> **Exercise data**
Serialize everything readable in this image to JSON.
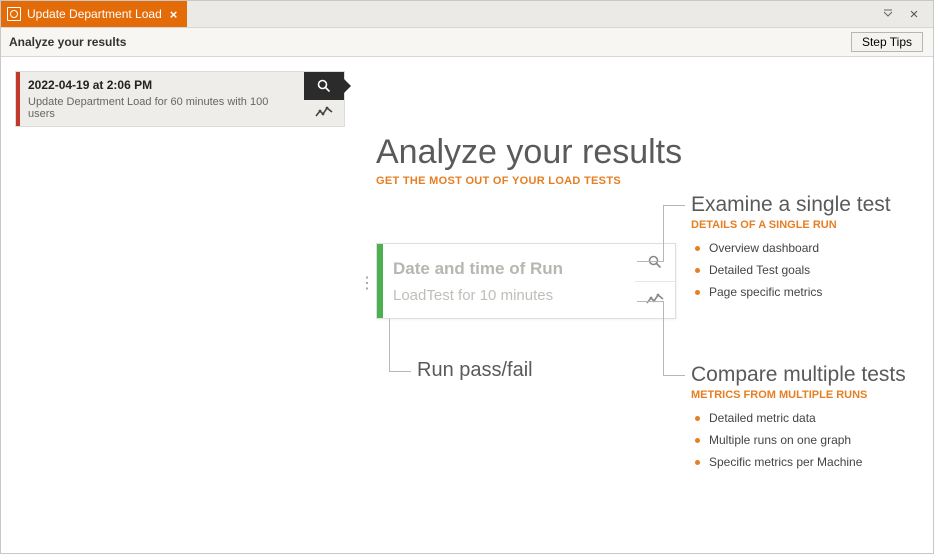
{
  "tab": {
    "title": "Update Department Load"
  },
  "subheader": {
    "title": "Analyze your results",
    "step_tips": "Step Tips"
  },
  "run_card": {
    "date": "2022-04-19 at 2:06 PM",
    "desc": "Update Department Load for 60 minutes with 100 users"
  },
  "hero": {
    "title": "Analyze your results",
    "subtitle": "GET THE MOST OUT OF YOUR LOAD TESTS"
  },
  "example_card": {
    "line1": "Date and time of Run",
    "line2": "LoadTest for 10 minutes"
  },
  "runpass": {
    "title": "Run pass/fail"
  },
  "examine": {
    "title": "Examine a single test",
    "subtitle": "DETAILS OF A SINGLE RUN",
    "items": [
      "Overview dashboard",
      "Detailed Test goals",
      "Page specific metrics"
    ]
  },
  "compare": {
    "title": "Compare multiple tests",
    "subtitle": "METRICS FROM MULTIPLE RUNS",
    "items": [
      "Detailed metric data",
      "Multiple runs on one graph",
      "Specific metrics per Machine"
    ]
  }
}
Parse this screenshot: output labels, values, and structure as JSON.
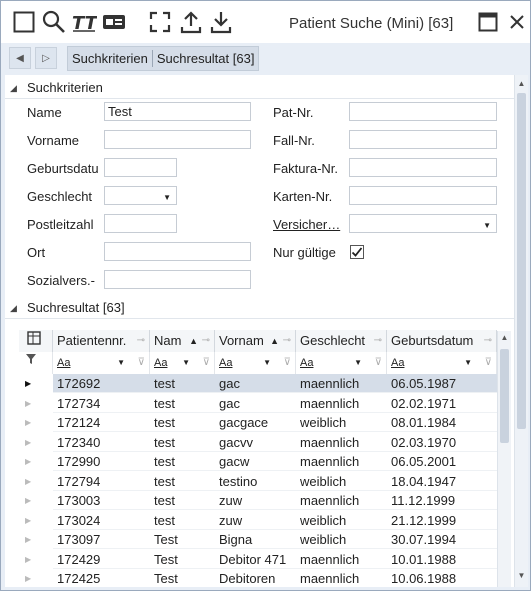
{
  "window": {
    "title": "Patient Suche (Mini) [63]"
  },
  "nav": {
    "breadcrumb": [
      "Suchkriterien",
      "Suchresultat [63]"
    ]
  },
  "search_section": {
    "title": "Suchkriterien",
    "fields_left": [
      {
        "label": "Name",
        "value": "Test"
      },
      {
        "label": "Vorname",
        "value": ""
      },
      {
        "label": "Geburtsdatu",
        "value": ""
      },
      {
        "label": "Geschlecht",
        "value": "",
        "type": "select"
      },
      {
        "label": "Postleitzahl",
        "value": ""
      },
      {
        "label": "Ort",
        "value": ""
      },
      {
        "label": "Sozialvers.-",
        "value": ""
      }
    ],
    "fields_right": [
      {
        "label": "Pat-Nr.",
        "value": ""
      },
      {
        "label": "Fall-Nr.",
        "value": ""
      },
      {
        "label": "Faktura-Nr.",
        "value": ""
      },
      {
        "label": "Karten-Nr.",
        "value": ""
      },
      {
        "label": "Versicher…",
        "value": "",
        "type": "select"
      },
      {
        "label": "Nur gültige",
        "checked": true,
        "type": "checkbox"
      }
    ]
  },
  "results_section": {
    "title": "Suchresultat [63]",
    "columns": [
      "Patientennr.",
      "Nam",
      "Vornam",
      "Geschlecht",
      "Geburtsdatum"
    ],
    "filter_placeholder": "Aa",
    "rows": [
      [
        "172692",
        "test",
        "gac",
        "maennlich",
        "06.05.1987"
      ],
      [
        "172734",
        "test",
        "gac",
        "maennlich",
        "02.02.1971"
      ],
      [
        "172124",
        "test",
        "gacgace",
        "weiblich",
        "08.01.1984"
      ],
      [
        "172340",
        "test",
        "gacvv",
        "maennlich",
        "02.03.1970"
      ],
      [
        "172990",
        "test",
        "gacw",
        "maennlich",
        "06.05.2001"
      ],
      [
        "172794",
        "test",
        "testino",
        "weiblich",
        "18.04.1947"
      ],
      [
        "173003",
        "test",
        "zuw",
        "maennlich",
        "11.12.1999"
      ],
      [
        "173024",
        "test",
        "zuw",
        "weiblich",
        "21.12.1999"
      ],
      [
        "173097",
        "Test",
        "Bigna",
        "weiblich",
        "30.07.1994"
      ],
      [
        "172429",
        "Test",
        "Debitor 471",
        "maennlich",
        "10.01.1988"
      ],
      [
        "172425",
        "Test",
        "Debitoren",
        "maennlich",
        "10.06.1988"
      ]
    ]
  },
  "icons": [
    "square-icon",
    "search-icon",
    "text-style-icon",
    "card-icon",
    "fullscreen-icon",
    "upload-icon",
    "download-icon",
    "maximize-icon",
    "close-icon"
  ]
}
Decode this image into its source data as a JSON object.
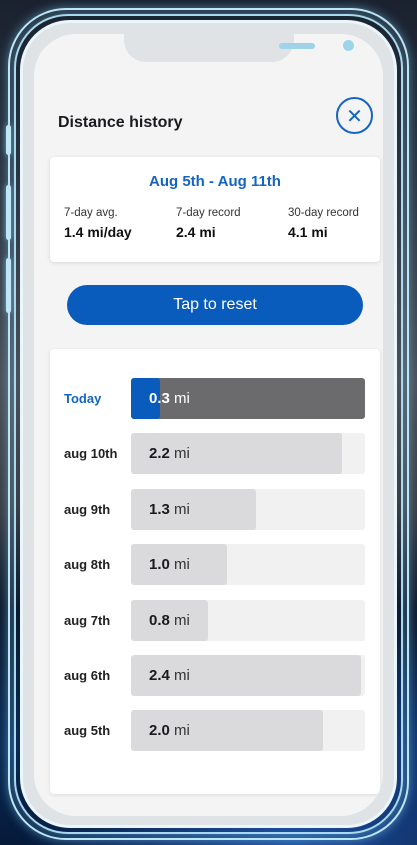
{
  "screen": {
    "title": "Distance history",
    "close_icon": "close-icon"
  },
  "summary": {
    "range": "Aug 5th - Aug 11th",
    "stats": [
      {
        "label": "7-day avg.",
        "value": "1.4 mi/day"
      },
      {
        "label": "7-day record",
        "value": "2.4 mi"
      },
      {
        "label": "30-day record",
        "value": "4.1 mi"
      }
    ]
  },
  "reset_button": {
    "label": "Tap to reset"
  },
  "history": {
    "unit": "mi",
    "max_value": 2.4,
    "rows": [
      {
        "label": "Today",
        "value": "0.3",
        "distance": 0.3,
        "is_today": true
      },
      {
        "label": "aug 10th",
        "value": "2.2",
        "distance": 2.2
      },
      {
        "label": "aug 9th",
        "value": "1.3",
        "distance": 1.3
      },
      {
        "label": "aug 8th",
        "value": "1.0",
        "distance": 1.0
      },
      {
        "label": "aug 7th",
        "value": "0.8",
        "distance": 0.8
      },
      {
        "label": "aug 6th",
        "value": "2.4",
        "distance": 2.4
      },
      {
        "label": "aug 5th",
        "value": "2.0",
        "distance": 2.0
      }
    ]
  },
  "colors": {
    "accent": "#0a5cbc",
    "today_track": "#6b6b6d",
    "bar_fill": "#dadadc",
    "bar_track": "#f1f1f2"
  }
}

> **Task prompt**
Your copy should match the records word for word, with the pictures removed.

> **Exercise answer**
Serialize everything readable in this image to JSON.
{
  "tab": {
    "title": "Update Department Load"
  },
  "subheader": {
    "title": "Analyze your results",
    "step_tips": "Step Tips"
  },
  "run_card": {
    "date": "2022-04-19 at 2:06 PM",
    "desc": "Update Department Load for 60 minutes with 100 users"
  },
  "hero": {
    "title": "Analyze your results",
    "subtitle": "GET THE MOST OUT OF YOUR LOAD TESTS"
  },
  "example_card": {
    "line1": "Date and time of Run",
    "line2": "LoadTest for 10 minutes"
  },
  "runpass": {
    "title": "Run pass/fail"
  },
  "examine": {
    "title": "Examine a single test",
    "subtitle": "DETAILS OF A SINGLE RUN",
    "items": [
      "Overview dashboard",
      "Detailed Test goals",
      "Page specific metrics"
    ]
  },
  "compare": {
    "title": "Compare multiple tests",
    "subtitle": "METRICS FROM MULTIPLE RUNS",
    "items": [
      "Detailed metric data",
      "Multiple runs on one graph",
      "Specific metrics per Machine"
    ]
  }
}
Parse this screenshot: output labels, values, and structure as JSON.
{
  "window": {
    "title": "Patient Suche (Mini) [63]"
  },
  "nav": {
    "breadcrumb": [
      "Suchkriterien",
      "Suchresultat [63]"
    ]
  },
  "search_section": {
    "title": "Suchkriterien",
    "fields_left": [
      {
        "label": "Name",
        "value": "Test"
      },
      {
        "label": "Vorname",
        "value": ""
      },
      {
        "label": "Geburtsdatu",
        "value": ""
      },
      {
        "label": "Geschlecht",
        "value": "",
        "type": "select"
      },
      {
        "label": "Postleitzahl",
        "value": ""
      },
      {
        "label": "Ort",
        "value": ""
      },
      {
        "label": "Sozialvers.-",
        "value": ""
      }
    ],
    "fields_right": [
      {
        "label": "Pat-Nr.",
        "value": ""
      },
      {
        "label": "Fall-Nr.",
        "value": ""
      },
      {
        "label": "Faktura-Nr.",
        "value": ""
      },
      {
        "label": "Karten-Nr.",
        "value": ""
      },
      {
        "label": "Versicher…",
        "value": "",
        "type": "select"
      },
      {
        "label": "Nur gültige",
        "checked": true,
        "type": "checkbox"
      }
    ]
  },
  "results_section": {
    "title": "Suchresultat [63]",
    "columns": [
      "Patientennr.",
      "Nam",
      "Vornam",
      "Geschlecht",
      "Geburtsdatum"
    ],
    "filter_placeholder": "Aa",
    "rows": [
      [
        "172692",
        "test",
        "gac",
        "maennlich",
        "06.05.1987"
      ],
      [
        "172734",
        "test",
        "gac",
        "maennlich",
        "02.02.1971"
      ],
      [
        "172124",
        "test",
        "gacgace",
        "weiblich",
        "08.01.1984"
      ],
      [
        "172340",
        "test",
        "gacvv",
        "maennlich",
        "02.03.1970"
      ],
      [
        "172990",
        "test",
        "gacw",
        "maennlich",
        "06.05.2001"
      ],
      [
        "172794",
        "test",
        "testino",
        "weiblich",
        "18.04.1947"
      ],
      [
        "173003",
        "test",
        "zuw",
        "maennlich",
        "11.12.1999"
      ],
      [
        "173024",
        "test",
        "zuw",
        "weiblich",
        "21.12.1999"
      ],
      [
        "173097",
        "Test",
        "Bigna",
        "weiblich",
        "30.07.1994"
      ],
      [
        "172429",
        "Test",
        "Debitor 471",
        "maennlich",
        "10.01.1988"
      ],
      [
        "172425",
        "Test",
        "Debitoren",
        "maennlich",
        "10.06.1988"
      ]
    ]
  },
  "icons": [
    "square-icon",
    "search-icon",
    "text-style-icon",
    "card-icon",
    "fullscreen-icon",
    "upload-icon",
    "download-icon",
    "maximize-icon",
    "close-icon"
  ]
}
Decode this image into its source data as a JSON object.
{
  "screen": {
    "title": "Distance history",
    "close_icon": "close-icon"
  },
  "summary": {
    "range": "Aug 5th - Aug 11th",
    "stats": [
      {
        "label": "7-day avg.",
        "value": "1.4 mi/day"
      },
      {
        "label": "7-day record",
        "value": "2.4 mi"
      },
      {
        "label": "30-day record",
        "value": "4.1 mi"
      }
    ]
  },
  "reset_button": {
    "label": "Tap to reset"
  },
  "history": {
    "unit": "mi",
    "max_value": 2.4,
    "rows": [
      {
        "label": "Today",
        "value": "0.3",
        "distance": 0.3,
        "is_today": true
      },
      {
        "label": "aug 10th",
        "value": "2.2",
        "distance": 2.2
      },
      {
        "label": "aug 9th",
        "value": "1.3",
        "distance": 1.3
      },
      {
        "label": "aug 8th",
        "value": "1.0",
        "distance": 1.0
      },
      {
        "label": "aug 7th",
        "value": "0.8",
        "distance": 0.8
      },
      {
        "label": "aug 6th",
        "value": "2.4",
        "distance": 2.4
      },
      {
        "label": "aug 5th",
        "value": "2.0",
        "distance": 2.0
      }
    ]
  },
  "colors": {
    "accent": "#0a5cbc",
    "today_track": "#6b6b6d",
    "bar_fill": "#dadadc",
    "bar_track": "#f1f1f2"
  }
}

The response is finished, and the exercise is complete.